** BEGIN Source extract **

Literature is not homework

America’s Great Neglected Entertainment

My goal in this article is to offer an alternative method of viewing literature than the one I was exposed to in the public school system. I was taught that, by the structuring of the classes and curriculum requirements, literature was a painful, line-by-line analysis, as a result of which comprehension of the most basic story elements, such as plot, denied us the opportunity of getting excited about literature. Unfortunately, this leads many people to become disinterested in literature because of their fear that they won’t understand the piece or will find it too difficult to read.

Literature is not homework. Literature books are foremost entertaining, then as a sweet gift, they offer depth and self enlightenment to boot. If you are already a reader and lover of literature, then I wish you slower clocks, for those not yet convinced, I am intensely excited for you.

** END Source extract **
** BEGIN Data records **

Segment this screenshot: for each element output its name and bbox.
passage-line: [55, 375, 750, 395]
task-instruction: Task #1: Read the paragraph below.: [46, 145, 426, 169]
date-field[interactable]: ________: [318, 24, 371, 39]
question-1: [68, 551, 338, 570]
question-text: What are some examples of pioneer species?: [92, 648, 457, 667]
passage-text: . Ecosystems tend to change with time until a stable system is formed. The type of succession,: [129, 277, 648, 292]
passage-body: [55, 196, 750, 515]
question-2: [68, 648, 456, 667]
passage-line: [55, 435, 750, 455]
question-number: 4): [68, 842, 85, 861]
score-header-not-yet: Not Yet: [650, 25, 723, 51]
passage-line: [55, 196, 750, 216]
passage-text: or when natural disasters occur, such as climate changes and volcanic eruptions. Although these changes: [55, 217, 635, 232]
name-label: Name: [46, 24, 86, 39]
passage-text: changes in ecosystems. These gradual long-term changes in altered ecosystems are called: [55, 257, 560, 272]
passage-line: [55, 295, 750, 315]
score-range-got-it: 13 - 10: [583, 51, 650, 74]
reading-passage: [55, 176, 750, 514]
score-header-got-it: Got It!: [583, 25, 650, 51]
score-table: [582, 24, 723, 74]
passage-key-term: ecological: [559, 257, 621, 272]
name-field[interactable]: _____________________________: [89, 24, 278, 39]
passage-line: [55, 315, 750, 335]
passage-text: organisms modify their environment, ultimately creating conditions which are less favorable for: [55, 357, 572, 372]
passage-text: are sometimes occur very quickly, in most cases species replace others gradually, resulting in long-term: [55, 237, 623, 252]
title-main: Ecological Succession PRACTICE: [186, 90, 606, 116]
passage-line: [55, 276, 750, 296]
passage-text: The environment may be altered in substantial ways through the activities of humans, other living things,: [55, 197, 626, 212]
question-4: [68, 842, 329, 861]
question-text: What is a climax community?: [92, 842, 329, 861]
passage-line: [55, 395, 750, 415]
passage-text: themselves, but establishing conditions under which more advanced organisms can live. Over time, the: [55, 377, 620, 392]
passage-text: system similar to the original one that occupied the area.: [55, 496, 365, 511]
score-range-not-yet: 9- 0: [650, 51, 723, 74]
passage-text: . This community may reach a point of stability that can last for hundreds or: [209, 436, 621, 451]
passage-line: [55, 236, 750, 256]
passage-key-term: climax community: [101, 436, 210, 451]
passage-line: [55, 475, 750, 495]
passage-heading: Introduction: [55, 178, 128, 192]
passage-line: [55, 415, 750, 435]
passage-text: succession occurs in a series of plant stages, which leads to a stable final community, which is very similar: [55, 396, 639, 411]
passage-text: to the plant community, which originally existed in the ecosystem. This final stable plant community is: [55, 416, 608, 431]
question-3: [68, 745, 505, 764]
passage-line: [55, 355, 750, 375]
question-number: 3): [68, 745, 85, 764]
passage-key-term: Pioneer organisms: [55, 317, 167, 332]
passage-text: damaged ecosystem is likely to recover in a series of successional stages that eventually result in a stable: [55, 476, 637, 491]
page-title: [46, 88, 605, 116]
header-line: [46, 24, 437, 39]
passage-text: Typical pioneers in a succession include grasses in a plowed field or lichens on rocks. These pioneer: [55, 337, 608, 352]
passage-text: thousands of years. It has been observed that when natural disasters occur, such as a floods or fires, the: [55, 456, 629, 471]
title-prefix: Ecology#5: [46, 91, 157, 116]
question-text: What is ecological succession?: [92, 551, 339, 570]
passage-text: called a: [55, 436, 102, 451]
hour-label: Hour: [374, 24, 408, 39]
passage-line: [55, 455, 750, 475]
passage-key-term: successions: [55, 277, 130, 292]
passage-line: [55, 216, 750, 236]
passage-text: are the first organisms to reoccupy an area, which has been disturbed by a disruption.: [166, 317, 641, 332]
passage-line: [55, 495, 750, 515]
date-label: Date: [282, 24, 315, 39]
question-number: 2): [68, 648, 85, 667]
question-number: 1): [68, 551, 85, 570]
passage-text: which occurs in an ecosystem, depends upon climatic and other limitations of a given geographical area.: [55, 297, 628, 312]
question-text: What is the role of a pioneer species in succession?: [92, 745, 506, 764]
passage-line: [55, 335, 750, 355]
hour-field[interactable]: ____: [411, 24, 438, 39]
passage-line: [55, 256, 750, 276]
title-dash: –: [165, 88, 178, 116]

** END Data records **

**What is expected**.
Copy out the essay on why literature is not homework in full, word for word. The items have no role in this work.

**Response**.
Literature is not homework

America’s Great Neglected Entertainment

My goal in this article is to offer an alternative method of viewing literature than the one I was exposed to in the public school system. I was taught that, by the structuring of the classes and curriculum requirements, literature was a painful, line-by-line analysis, as a result of which comprehension of the most basic story elements, such as plot, denied us the opportunity of getting excited about literature. Unfortunately, this leads many people to become disinterested in literature because of their fear that they won’t understand the piece or will find it too difficult to read.

Literature is not homework. Literature books are foremost entertaining, then as a sweet gift, they offer depth and self enlightenment to boot. If you are already a reader and lover of literature, then I wish you slower clocks, for those not yet convinced, I am intensely excited for you.